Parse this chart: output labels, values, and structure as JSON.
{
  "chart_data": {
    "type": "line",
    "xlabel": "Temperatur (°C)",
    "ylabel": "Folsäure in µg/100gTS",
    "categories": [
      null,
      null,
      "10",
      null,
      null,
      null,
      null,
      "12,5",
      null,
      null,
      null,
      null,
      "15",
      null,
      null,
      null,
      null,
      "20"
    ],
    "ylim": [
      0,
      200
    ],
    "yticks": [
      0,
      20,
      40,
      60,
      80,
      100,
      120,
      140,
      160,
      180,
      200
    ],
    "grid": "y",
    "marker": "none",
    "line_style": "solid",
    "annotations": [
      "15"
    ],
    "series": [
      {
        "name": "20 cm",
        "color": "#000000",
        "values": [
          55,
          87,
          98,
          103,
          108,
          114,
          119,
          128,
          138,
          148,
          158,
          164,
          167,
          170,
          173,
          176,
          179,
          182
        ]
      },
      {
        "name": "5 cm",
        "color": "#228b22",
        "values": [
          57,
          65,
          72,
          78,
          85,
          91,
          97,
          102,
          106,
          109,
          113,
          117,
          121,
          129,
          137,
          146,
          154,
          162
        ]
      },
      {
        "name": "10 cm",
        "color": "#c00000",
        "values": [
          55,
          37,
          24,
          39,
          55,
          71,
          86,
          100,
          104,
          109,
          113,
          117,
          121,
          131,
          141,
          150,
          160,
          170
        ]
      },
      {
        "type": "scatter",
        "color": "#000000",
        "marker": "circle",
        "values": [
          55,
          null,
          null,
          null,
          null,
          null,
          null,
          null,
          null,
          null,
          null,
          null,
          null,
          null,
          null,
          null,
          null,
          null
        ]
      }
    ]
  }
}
···
» **STATED EXERCISE**
Write every entry out again exactly.

» **RESULT FOR THIS EXERCISE**
Parse this chart: output labels, values, and structure as JSON.
{
  "chart_data": {
    "type": "line",
    "xlabel": "Temperatur (°C)",
    "ylabel": "Folsäure in µg/100gTS",
    "categories": [
      null,
      null,
      "10",
      null,
      null,
      null,
      null,
      "12,5",
      null,
      null,
      null,
      null,
      "15",
      null,
      null,
      null,
      null,
      "20"
    ],
    "ylim": [
      0,
      200
    ],
    "yticks": [
      0,
      20,
      40,
      60,
      80,
      100,
      120,
      140,
      160,
      180,
      200
    ],
    "grid": "y",
    "marker": "none",
    "line_style": "solid",
    "annotations": [
      "15"
    ],
    "series": [
      {
        "name": "20 cm",
        "color": "#000000",
        "values": [
          55,
          87,
          98,
          103,
          108,
          114,
          119,
          128,
          138,
          148,
          158,
          164,
          167,
          170,
          173,
          176,
          179,
          182
        ]
      },
      {
        "name": "5 cm",
        "color": "#228b22",
        "values": [
          57,
          65,
          72,
          78,
          85,
          91,
          97,
          102,
          106,
          109,
          113,
          117,
          121,
          129,
          137,
          146,
          154,
          162
        ]
      },
      {
        "name": "10 cm",
        "color": "#c00000",
        "values": [
          55,
          37,
          24,
          39,
          55,
          71,
          86,
          100,
          104,
          109,
          113,
          117,
          121,
          131,
          141,
          150,
          160,
          170
        ]
      },
      {
        "type": "scatter",
        "color": "#000000",
        "marker": "circle",
        "values": [
          55,
          null,
          null,
          null,
          null,
          null,
          null,
          null,
          null,
          null,
          null,
          null,
          null,
          null,
          null,
          null,
          null,
          null
        ]
      }
    ]
  }
}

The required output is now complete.